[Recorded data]

☆ ☆ ☆ ☆

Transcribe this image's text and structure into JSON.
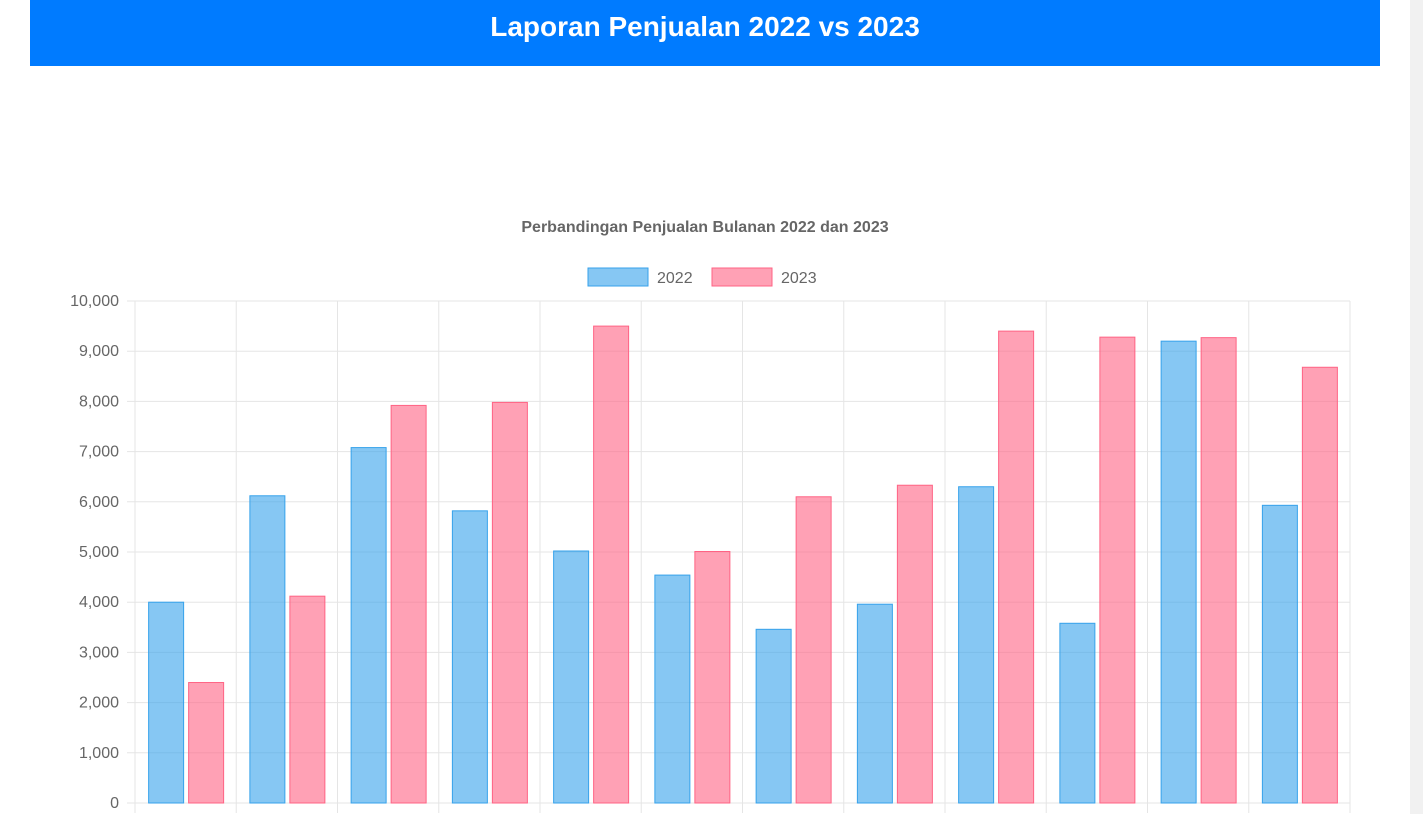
{
  "header": {
    "title": "Laporan Penjualan 2022 vs 2023"
  },
  "colors": {
    "header_bg": "#007bff",
    "series_2022_fill": "rgba(54,162,235,0.6)",
    "series_2022_border": "#36a2eb",
    "series_2023_fill": "rgba(255,99,132,0.6)",
    "series_2023_border": "#ff6384",
    "grid": "#e5e5e5",
    "text": "#666666"
  },
  "chart_data": {
    "type": "bar",
    "title": "Perbandingan Penjualan Bulanan 2022 dan 2023",
    "xlabel": "",
    "ylabel": "",
    "ylim": [
      0,
      10000
    ],
    "y_ticks": [
      0,
      1000,
      2000,
      3000,
      4000,
      5000,
      6000,
      7000,
      8000,
      9000,
      10000
    ],
    "y_tick_labels": [
      "0",
      "1,000",
      "2,000",
      "3,000",
      "4,000",
      "5,000",
      "6,000",
      "7,000",
      "8,000",
      "9,000",
      "10,000"
    ],
    "grid": true,
    "legend_position": "top",
    "series": [
      {
        "name": "2022",
        "values": [
          4000,
          6120,
          7080,
          5820,
          5020,
          4540,
          3460,
          3960,
          6300,
          3580,
          9200,
          5930
        ]
      },
      {
        "name": "2023",
        "values": [
          2400,
          4120,
          7920,
          7980,
          9500,
          5010,
          6100,
          6330,
          9400,
          9280,
          9270,
          8680
        ]
      }
    ]
  }
}
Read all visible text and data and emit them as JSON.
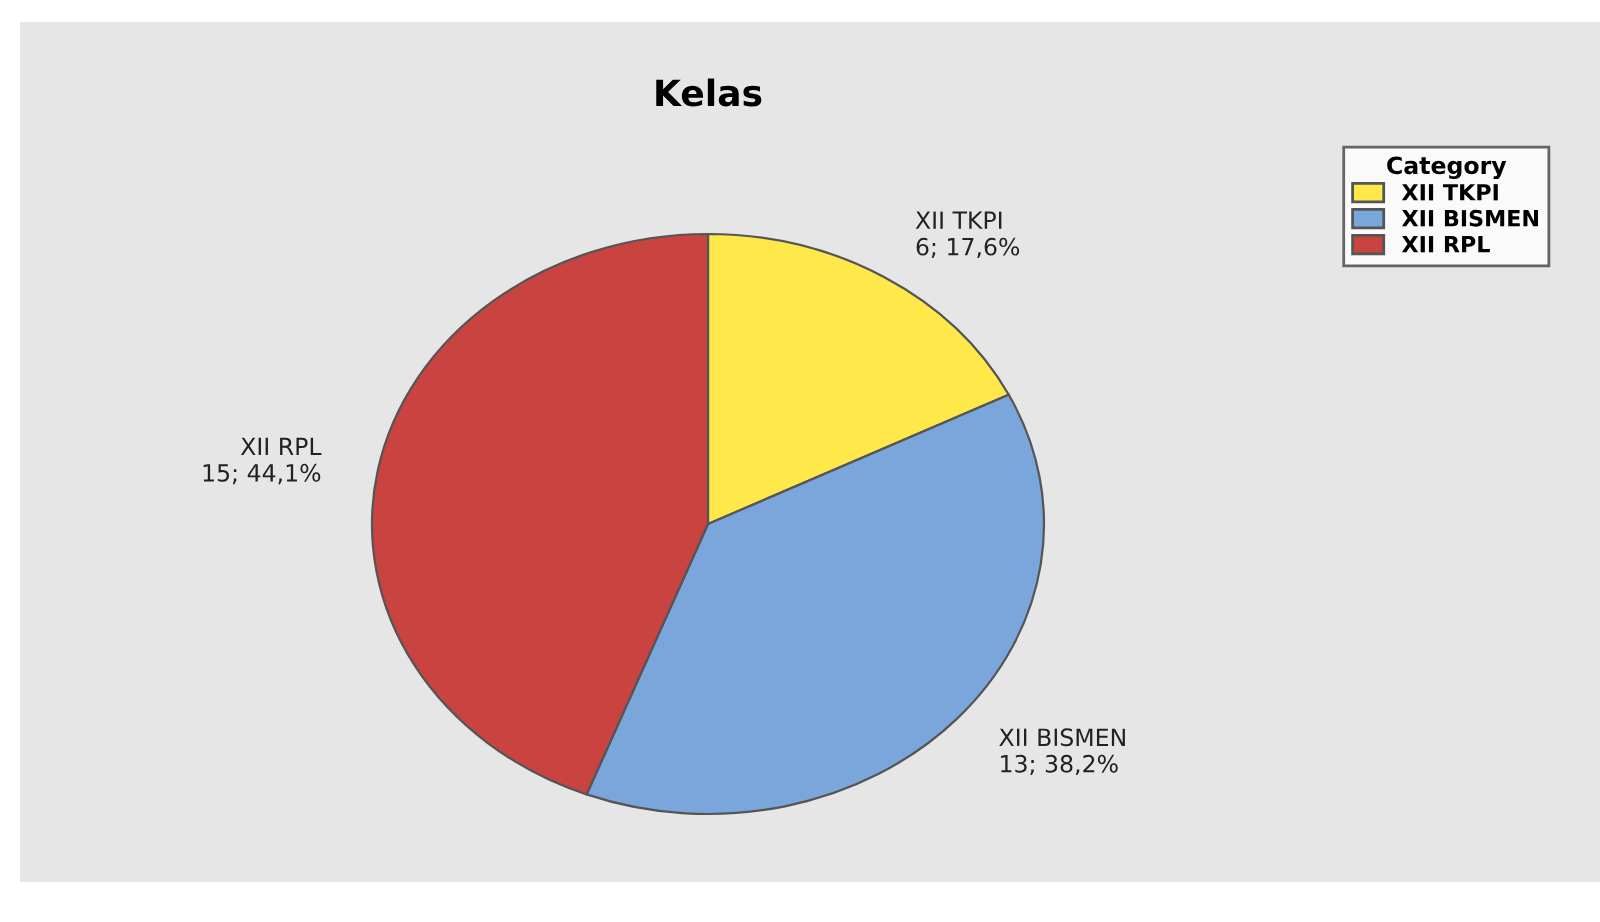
{
  "chart_data": {
    "type": "pie",
    "title": "Kelas",
    "legend_title": "Category",
    "legend": "top right",
    "categories": [
      "XII TKPI",
      "XII BISMEN",
      "XII RPL"
    ],
    "values": [
      6,
      13,
      15
    ],
    "value_labels": [
      "6; 17,6%",
      "13; 38,2%",
      "15; 44,1%"
    ],
    "colors": [
      "#ffe84a",
      "#7ba6db",
      "#c94441"
    ]
  }
}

☆ ☆ ☆ ☆

▸ **Direction**
Output the data exactly. Pictures don't belong in the result.

▸ **Written response**
Transcribe this image's text and structure into JSON.
{
  "header": {
    "title": "Laporan Penjualan 2022 vs 2023"
  },
  "colors": {
    "header_bg": "#007bff",
    "series_2022_fill": "rgba(54,162,235,0.6)",
    "series_2022_border": "#36a2eb",
    "series_2023_fill": "rgba(255,99,132,0.6)",
    "series_2023_border": "#ff6384",
    "grid": "#e5e5e5",
    "text": "#666666"
  },
  "chart_data": {
    "type": "bar",
    "title": "Perbandingan Penjualan Bulanan 2022 dan 2023",
    "xlabel": "",
    "ylabel": "",
    "ylim": [
      0,
      10000
    ],
    "y_ticks": [
      0,
      1000,
      2000,
      3000,
      4000,
      5000,
      6000,
      7000,
      8000,
      9000,
      10000
    ],
    "y_tick_labels": [
      "0",
      "1,000",
      "2,000",
      "3,000",
      "4,000",
      "5,000",
      "6,000",
      "7,000",
      "8,000",
      "9,000",
      "10,000"
    ],
    "grid": true,
    "legend_position": "top",
    "series": [
      {
        "name": "2022",
        "values": [
          4000,
          6120,
          7080,
          5820,
          5020,
          4540,
          3460,
          3960,
          6300,
          3580,
          9200,
          5930
        ]
      },
      {
        "name": "2023",
        "values": [
          2400,
          4120,
          7920,
          7980,
          9500,
          5010,
          6100,
          6330,
          9400,
          9280,
          9270,
          8680
        ]
      }
    ]
  }
}
Read all visible text and data and emit them as JSON.
{
  "chart_data": {
    "type": "pie",
    "title": "Kelas",
    "legend_title": "Category",
    "legend": "top right",
    "categories": [
      "XII TKPI",
      "XII BISMEN",
      "XII RPL"
    ],
    "values": [
      6,
      13,
      15
    ],
    "value_labels": [
      "6; 17,6%",
      "13; 38,2%",
      "15; 44,1%"
    ],
    "colors": [
      "#ffe84a",
      "#7ba6db",
      "#c94441"
    ]
  }
}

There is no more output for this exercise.